§ **Brano dell'intervista**:
● ● ●
La vicenda dei verbali del Comitato tecnico-scientifico può avere delle conseguenze legali?

Spero la vicenda non abbia strascichi giudiziari. Un tempo, quando c’erano le tragedie, ci si interrogava sul perché, non indagavano le procure. Non credo che tutto debba andare in mano ai giudici. Si è trattato di un’indecisione, Il governo ha fatto errori ben più gravi.

Giudici e scienziati possono influenzare ancora di più l’azione di governo in questa fase?

Le forze tecniche non salvano le nazioni. Avremmo dovuto fare come la Sud Corea, incrociando i dati tecnici dei medici con una riflessione sociologica e organizzativa. Al posto del governo, invece di imporre lo stare a casa, avrei suggerito di lavorare con prudenza, sanificando mezzi di trasporto e luoghi di lavoro… Ma quello che è successo è successo, non mi sembra il caso di tornarci su in tribunale. Al governo hanno fatto degli errori ben più gravi.

Però sappiamo che un’inchiesta giudiziaria c’è.

Dovremmo farne volentieri a meno. Tutto quello che succede in questo paese, ormai, finisce nelle mani dei magistrati.

Dopo l’approvazione del Recovery Fund, oggi il governo ha richiesto alla Commissione europea di accedere al Sure, il fondo europeo di sostegno alla disoccupazione. Si tratta di quasi 30 miliardi in prestito. La nostra esposizione finanziaria verso la Commissione europea è in aumento. Qual è la sua valutazione?

L’errore è stato prendere i soldi del Recovery Fund senza richiedere l’applicazione dell’articolo 122 del Trattato del 2012 sul funzionamento dell’Unione, che sospende il Fiscal compact e le altre regole europee in caso di eventi catastrofici. Con l’applicazione dell’art. 122, anche in caso di mutualizzazione del debito non avremmo subito una procedura di controllo e imposizione, quella in cui stavolta incorreremo. Ma ora, sapendo che i soldi andranno rimborsati, dobbiamo almeno spenderli bene, altrimenti avremo solo i controlli senza i benefici.

Eppure in Italia il Recovery Fund è stato presentato come un successo.
● ● ●
§ **Materiale fornito**:
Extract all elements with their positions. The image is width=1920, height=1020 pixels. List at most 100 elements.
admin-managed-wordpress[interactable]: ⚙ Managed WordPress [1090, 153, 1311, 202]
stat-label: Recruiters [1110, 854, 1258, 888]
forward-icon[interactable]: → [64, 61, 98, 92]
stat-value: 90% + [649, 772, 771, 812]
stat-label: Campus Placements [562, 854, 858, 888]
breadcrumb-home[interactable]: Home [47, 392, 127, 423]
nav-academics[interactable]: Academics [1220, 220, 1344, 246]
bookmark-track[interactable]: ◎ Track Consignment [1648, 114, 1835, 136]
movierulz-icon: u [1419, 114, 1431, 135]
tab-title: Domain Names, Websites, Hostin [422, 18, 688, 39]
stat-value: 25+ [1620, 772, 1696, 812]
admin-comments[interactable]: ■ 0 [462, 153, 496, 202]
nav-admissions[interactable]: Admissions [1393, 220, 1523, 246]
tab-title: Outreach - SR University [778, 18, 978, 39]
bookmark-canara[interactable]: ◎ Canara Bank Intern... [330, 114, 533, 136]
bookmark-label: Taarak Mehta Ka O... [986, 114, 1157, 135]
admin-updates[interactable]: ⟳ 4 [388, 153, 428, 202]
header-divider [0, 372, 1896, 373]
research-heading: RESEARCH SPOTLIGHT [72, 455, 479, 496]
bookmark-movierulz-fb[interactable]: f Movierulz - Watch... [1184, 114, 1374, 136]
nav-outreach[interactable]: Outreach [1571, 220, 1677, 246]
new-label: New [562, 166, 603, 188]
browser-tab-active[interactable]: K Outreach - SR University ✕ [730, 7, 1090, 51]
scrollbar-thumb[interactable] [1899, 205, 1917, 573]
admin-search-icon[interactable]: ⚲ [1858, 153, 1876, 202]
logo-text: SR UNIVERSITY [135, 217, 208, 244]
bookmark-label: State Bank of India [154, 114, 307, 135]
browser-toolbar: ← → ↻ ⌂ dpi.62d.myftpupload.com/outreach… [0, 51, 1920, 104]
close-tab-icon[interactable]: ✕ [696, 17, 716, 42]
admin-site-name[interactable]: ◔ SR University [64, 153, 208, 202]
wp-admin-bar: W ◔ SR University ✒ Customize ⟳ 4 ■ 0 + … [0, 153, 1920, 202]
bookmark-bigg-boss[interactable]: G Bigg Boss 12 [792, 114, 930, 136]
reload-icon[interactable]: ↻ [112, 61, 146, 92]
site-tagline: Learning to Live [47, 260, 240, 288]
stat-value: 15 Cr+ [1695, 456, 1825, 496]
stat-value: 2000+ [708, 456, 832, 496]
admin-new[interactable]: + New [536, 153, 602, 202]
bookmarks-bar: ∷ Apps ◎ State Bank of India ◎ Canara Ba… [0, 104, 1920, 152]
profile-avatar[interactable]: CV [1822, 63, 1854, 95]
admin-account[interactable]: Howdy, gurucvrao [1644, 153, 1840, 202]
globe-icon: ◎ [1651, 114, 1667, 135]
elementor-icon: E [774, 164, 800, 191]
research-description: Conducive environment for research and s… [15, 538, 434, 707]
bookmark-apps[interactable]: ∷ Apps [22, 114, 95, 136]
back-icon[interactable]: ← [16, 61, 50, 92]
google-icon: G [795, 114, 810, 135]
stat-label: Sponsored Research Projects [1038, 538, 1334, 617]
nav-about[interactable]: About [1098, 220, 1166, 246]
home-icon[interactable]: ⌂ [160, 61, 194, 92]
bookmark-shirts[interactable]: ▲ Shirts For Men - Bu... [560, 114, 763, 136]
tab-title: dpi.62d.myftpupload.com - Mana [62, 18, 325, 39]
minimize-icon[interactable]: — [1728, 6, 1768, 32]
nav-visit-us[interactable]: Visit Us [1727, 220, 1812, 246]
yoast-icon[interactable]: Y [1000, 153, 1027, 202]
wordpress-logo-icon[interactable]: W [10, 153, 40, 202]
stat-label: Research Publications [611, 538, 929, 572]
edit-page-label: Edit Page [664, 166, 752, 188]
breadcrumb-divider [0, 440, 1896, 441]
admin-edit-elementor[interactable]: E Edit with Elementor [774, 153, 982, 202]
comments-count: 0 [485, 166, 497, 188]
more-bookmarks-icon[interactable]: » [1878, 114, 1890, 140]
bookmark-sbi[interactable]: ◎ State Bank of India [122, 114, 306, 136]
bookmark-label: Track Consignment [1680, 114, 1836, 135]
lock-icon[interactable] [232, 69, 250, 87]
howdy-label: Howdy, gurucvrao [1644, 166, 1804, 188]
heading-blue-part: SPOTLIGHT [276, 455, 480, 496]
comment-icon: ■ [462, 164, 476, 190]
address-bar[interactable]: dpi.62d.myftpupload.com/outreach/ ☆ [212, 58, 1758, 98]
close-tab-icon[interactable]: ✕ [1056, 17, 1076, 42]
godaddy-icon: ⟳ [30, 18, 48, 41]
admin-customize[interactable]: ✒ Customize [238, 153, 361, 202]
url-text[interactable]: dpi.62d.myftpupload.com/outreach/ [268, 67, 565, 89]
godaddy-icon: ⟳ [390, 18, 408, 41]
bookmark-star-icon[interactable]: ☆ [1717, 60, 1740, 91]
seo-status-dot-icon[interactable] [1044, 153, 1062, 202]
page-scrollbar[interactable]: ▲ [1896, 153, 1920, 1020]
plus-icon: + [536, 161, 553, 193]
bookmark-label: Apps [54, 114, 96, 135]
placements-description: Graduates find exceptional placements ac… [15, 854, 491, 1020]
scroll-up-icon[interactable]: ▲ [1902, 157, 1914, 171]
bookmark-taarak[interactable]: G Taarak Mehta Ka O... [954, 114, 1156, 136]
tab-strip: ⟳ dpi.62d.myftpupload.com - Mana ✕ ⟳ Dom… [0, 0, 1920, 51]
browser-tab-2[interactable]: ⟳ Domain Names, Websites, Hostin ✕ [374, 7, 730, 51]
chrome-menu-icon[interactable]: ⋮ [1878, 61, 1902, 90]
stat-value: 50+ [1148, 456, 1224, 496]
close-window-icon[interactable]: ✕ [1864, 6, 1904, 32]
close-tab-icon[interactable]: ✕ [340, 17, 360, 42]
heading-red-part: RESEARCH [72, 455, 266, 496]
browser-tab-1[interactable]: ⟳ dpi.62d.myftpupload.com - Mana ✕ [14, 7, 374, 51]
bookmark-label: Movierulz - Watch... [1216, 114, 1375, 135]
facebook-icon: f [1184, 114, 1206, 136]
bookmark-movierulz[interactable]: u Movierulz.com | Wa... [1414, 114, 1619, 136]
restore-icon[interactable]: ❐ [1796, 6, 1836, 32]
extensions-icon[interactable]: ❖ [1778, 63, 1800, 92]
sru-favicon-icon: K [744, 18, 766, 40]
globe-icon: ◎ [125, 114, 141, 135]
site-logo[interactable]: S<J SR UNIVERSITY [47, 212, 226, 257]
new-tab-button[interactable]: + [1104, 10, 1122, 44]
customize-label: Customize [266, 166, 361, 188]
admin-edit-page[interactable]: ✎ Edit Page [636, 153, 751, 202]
● ● ●
§ **Elenco attività**:
1 > Trascrivi tutte le frasi dell'intervista che terminano con un punto interrogativo.
2 > Riproduci fedelmente il passo dell'intervista compreso tra "L’errore è stato" e "come un successo.", estremi inclusi.
3 > Prosegui l'intervista a partire dalla sua ultima frase.
I materiali forniti non hanno alcun legame con l'intervista.

§ **Soluzioni**:
1 >
La vicenda dei verbali del Comitato tecnico-scientifico può avere delle conseguenze legali?
Giudici e scienziati possono influenzare ancora di più l’azione di governo in questa fase?
Qual è la sua valutazione?

2 >
L’errore è stato prendere i soldi del Recovery Fund senza richiedere l’applicazione dell’articolo 122 del Trattato del 2012 sul funzionamento dell’Unione, che sospende il Fiscal compact e le altre regole europee in caso di eventi catastrofici. Con l’applicazione dell’art. 122, anche in caso di mutualizzazione del debito non avremmo subito una procedura di controllo e imposizione, quella in cui stavolta incorreremo. Ma ora, sapendo che i soldi andranno rimborsati, dobbiamo almeno spenderli bene, altrimenti avremo solo i controlli senza i benefici.

Eppure in Italia il Recovery Fund è stato presentato come un successo.

3 >
Lo hanno fatto tutti i paesi europei, ognuno ha detto di aver vinto: sia i paesi “frugali”, sia gli altri. La tecnocrazia non può far passare i suoi accordi come un insuccesso. E le opposizioni non hanno saputo contestare l’accordo da un punto di vista tecnico.

C’erano delle alternative?

Due. La prima era il prestito nazionale proposto da Giovanni Bazoli, la seconda era il ricorso ai fondi di riserva del Fmi. Invece si è scelta la strada della demagogia.

I soldi del Recovery Fund andranno spesi secondo un piano da sottoporre al giudizio della Commissione europea. Sarà un problema?

La Commissione si convince sulla base di motivazioni politiche, non sul valore tecnico del piano. A noi serve un piano applicabile, ma non abbiamo un apparato tecnico in grado di fare un piano efficace e dettagliato. Non credo quindi che il Recovery Fund ci porterà dei vantaggi.

Prima dell’arrivo dei fondi torneremo di fronte alla Commissione per la legge finanziaria di quest’anno, col bilancio pesantemente in deficit. Cosa dobbiamo aspettarci?

Anche se tutti i paesi europei avranno un bilancio in deficit, noi toccheremo un debito molto più alto. Ma non penso che la Commissione ci punirà sulla finanziaria di quest’anno, lo farà sulla mutualizzazione del debito. Avremmo dovuto ridiscutere le regole europee, ma non l’abbiamo fatto.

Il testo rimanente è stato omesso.